== Stored records ==
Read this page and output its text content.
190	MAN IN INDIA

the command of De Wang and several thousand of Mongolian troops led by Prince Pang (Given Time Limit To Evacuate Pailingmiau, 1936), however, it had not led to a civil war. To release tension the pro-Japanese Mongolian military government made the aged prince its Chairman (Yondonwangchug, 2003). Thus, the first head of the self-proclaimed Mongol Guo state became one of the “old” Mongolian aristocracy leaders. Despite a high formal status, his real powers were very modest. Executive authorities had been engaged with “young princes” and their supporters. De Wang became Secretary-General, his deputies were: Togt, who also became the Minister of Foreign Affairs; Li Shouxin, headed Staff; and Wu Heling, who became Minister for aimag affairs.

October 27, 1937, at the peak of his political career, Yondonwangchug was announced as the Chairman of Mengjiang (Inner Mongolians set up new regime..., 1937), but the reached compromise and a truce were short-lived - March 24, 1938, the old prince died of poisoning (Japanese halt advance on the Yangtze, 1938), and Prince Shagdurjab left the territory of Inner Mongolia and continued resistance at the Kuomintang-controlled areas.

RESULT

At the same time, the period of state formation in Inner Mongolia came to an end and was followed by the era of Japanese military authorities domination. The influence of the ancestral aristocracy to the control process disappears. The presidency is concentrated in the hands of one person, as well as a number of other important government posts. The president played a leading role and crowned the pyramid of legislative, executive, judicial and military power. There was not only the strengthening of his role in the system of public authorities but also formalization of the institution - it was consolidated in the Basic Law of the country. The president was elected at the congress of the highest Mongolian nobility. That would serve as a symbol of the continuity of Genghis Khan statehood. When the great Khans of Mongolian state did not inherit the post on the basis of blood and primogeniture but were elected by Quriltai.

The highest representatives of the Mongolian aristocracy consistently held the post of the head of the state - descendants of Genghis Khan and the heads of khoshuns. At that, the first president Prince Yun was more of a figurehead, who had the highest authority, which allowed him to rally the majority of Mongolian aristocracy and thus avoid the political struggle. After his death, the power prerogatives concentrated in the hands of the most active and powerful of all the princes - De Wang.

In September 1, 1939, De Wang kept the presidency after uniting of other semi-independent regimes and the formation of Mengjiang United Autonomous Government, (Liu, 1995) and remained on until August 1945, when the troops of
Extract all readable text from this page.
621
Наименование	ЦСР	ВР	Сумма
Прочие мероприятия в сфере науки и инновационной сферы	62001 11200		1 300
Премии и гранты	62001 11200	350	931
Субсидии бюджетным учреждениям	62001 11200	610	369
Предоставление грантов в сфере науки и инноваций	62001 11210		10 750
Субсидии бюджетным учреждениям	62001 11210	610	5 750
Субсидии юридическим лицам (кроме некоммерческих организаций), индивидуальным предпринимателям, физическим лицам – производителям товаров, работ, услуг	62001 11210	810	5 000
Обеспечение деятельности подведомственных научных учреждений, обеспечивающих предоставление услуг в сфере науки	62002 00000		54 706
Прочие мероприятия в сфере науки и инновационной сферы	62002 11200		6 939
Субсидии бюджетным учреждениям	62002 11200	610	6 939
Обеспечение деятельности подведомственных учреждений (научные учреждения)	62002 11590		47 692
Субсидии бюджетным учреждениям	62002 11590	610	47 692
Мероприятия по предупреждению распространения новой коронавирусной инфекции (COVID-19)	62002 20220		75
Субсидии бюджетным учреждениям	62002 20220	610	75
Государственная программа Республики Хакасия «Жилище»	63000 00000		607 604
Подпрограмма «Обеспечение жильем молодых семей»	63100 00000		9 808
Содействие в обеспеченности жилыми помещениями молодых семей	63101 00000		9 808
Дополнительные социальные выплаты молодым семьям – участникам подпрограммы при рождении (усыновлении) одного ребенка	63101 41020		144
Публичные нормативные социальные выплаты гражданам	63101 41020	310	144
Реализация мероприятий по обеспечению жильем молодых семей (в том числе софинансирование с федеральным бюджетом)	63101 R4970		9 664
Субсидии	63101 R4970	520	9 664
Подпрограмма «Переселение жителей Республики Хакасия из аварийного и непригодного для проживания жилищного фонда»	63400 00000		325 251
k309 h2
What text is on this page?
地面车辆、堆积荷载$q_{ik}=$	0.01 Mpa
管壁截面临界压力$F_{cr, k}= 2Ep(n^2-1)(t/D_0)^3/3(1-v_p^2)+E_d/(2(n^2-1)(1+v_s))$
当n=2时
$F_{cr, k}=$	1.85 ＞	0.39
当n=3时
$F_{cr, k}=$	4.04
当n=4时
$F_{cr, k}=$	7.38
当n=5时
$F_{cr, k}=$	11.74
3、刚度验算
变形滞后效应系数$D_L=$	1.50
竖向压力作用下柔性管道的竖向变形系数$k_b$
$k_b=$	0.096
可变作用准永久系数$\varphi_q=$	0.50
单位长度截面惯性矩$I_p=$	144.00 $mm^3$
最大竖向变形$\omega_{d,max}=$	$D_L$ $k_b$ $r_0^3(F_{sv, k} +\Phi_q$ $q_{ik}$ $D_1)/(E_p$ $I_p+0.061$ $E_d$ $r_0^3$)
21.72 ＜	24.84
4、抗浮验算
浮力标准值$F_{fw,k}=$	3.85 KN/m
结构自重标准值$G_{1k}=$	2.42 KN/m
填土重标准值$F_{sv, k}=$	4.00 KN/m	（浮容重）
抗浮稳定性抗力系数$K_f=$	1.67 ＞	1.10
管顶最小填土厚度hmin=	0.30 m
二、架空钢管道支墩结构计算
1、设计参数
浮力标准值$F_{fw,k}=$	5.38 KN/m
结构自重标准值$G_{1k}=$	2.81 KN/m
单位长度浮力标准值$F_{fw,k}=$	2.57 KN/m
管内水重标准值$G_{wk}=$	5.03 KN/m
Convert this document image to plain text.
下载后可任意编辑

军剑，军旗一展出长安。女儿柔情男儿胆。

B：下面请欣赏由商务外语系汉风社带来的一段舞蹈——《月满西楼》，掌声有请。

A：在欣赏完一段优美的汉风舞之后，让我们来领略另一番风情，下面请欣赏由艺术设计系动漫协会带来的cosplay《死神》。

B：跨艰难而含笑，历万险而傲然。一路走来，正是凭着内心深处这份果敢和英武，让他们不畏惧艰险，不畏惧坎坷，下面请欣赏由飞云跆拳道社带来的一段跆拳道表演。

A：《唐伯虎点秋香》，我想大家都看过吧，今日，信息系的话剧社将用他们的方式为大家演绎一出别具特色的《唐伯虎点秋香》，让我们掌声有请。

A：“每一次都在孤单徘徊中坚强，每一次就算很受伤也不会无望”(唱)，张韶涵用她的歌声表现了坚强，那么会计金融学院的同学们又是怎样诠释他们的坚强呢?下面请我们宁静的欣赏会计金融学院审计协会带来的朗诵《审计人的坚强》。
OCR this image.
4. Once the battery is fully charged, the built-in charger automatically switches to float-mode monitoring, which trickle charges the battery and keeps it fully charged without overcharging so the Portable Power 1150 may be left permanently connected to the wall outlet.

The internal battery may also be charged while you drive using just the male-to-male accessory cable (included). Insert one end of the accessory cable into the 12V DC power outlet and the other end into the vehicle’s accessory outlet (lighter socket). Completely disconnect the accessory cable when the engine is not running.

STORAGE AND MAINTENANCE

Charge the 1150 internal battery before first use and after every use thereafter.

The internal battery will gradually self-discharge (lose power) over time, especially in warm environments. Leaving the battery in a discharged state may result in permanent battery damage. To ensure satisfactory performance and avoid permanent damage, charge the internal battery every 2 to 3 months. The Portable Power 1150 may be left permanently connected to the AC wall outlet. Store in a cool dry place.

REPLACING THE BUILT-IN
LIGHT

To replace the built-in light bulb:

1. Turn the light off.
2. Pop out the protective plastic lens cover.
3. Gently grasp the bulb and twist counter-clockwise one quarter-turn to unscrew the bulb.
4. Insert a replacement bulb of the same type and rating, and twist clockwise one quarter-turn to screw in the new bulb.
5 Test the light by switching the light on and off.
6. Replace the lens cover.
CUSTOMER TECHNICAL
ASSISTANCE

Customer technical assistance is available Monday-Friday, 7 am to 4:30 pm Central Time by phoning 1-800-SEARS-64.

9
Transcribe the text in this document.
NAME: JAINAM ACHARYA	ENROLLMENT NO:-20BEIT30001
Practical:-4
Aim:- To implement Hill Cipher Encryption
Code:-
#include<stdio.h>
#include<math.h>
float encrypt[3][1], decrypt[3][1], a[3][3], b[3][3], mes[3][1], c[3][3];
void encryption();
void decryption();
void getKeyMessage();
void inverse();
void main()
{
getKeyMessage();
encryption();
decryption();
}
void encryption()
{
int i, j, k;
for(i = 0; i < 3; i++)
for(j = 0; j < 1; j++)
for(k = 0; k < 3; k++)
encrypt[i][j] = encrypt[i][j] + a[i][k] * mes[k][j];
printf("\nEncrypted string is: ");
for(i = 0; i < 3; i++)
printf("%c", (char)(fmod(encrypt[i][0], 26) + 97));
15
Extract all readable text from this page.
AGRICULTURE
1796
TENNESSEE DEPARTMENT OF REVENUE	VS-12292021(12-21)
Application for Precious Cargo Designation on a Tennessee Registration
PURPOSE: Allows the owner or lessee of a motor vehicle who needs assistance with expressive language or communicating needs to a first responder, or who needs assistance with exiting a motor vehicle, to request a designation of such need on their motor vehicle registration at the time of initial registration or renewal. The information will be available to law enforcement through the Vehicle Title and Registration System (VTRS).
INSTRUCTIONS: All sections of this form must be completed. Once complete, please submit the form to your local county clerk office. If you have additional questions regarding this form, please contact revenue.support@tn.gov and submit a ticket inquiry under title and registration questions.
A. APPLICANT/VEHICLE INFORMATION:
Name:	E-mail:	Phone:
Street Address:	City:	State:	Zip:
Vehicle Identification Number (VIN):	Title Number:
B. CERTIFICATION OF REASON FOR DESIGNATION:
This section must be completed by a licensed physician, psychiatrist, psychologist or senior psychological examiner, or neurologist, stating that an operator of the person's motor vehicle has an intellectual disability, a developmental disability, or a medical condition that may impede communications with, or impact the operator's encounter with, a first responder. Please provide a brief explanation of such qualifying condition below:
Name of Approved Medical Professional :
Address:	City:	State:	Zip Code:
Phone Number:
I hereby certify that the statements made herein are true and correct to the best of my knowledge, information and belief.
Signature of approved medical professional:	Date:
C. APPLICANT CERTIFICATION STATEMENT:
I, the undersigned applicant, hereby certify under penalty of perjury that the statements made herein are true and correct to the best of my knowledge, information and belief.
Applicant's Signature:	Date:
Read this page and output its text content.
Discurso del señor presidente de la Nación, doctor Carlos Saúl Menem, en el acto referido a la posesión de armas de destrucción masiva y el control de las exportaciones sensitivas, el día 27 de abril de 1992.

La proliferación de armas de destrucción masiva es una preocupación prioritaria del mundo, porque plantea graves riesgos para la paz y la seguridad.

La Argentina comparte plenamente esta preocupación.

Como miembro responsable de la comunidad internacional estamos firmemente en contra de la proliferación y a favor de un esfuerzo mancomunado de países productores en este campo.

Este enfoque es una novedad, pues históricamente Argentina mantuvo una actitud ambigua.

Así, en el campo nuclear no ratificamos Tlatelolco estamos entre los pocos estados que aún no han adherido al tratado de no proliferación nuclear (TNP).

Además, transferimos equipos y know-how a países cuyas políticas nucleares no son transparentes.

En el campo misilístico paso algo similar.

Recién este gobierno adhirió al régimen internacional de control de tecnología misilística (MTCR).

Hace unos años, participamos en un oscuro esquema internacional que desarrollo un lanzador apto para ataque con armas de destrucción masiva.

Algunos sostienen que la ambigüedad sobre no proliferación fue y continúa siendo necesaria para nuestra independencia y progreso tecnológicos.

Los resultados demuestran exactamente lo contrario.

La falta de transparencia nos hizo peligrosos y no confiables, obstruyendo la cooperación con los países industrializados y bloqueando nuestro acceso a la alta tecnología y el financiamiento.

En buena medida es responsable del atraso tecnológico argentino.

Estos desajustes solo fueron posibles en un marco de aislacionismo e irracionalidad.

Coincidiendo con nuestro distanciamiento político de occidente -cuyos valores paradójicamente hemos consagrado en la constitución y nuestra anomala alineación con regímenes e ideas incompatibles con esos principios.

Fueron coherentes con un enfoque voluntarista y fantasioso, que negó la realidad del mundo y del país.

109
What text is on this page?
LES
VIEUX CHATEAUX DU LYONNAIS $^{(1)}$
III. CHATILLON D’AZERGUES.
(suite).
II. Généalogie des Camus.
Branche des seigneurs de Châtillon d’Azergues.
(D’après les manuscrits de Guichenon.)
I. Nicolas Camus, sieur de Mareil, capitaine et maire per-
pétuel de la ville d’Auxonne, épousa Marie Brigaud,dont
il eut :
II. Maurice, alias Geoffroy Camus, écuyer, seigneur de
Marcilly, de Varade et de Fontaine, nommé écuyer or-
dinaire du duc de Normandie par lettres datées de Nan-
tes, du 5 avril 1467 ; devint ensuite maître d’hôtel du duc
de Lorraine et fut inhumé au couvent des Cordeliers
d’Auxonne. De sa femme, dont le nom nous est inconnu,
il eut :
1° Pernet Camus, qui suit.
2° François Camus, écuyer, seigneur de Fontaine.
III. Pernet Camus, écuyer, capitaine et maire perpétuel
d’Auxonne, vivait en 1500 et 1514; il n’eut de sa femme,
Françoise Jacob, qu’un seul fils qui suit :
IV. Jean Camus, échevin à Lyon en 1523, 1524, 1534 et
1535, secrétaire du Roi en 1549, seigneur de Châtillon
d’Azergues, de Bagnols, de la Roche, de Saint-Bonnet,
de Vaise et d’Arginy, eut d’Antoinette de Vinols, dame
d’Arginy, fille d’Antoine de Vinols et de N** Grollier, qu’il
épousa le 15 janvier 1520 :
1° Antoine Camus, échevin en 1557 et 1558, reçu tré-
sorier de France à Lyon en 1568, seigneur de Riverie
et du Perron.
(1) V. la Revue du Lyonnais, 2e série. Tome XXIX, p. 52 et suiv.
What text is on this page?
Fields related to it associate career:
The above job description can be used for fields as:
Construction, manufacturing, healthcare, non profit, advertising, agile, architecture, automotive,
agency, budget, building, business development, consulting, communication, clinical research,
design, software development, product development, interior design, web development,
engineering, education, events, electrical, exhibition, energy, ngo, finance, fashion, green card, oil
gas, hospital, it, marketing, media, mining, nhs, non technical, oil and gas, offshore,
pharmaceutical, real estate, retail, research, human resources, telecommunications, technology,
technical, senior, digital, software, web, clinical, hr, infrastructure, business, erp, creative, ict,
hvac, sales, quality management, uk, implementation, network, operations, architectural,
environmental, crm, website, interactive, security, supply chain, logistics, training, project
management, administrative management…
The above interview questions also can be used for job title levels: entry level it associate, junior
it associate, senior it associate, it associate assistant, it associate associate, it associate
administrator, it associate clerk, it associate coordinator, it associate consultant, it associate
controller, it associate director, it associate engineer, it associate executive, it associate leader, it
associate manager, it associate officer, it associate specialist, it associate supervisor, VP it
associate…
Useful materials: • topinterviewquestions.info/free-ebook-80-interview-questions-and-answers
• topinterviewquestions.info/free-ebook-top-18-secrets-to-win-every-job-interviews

== Problem requirements ==
Determine how many lines of the data contain "échevin" and give nothing but that number.

== In response ==
2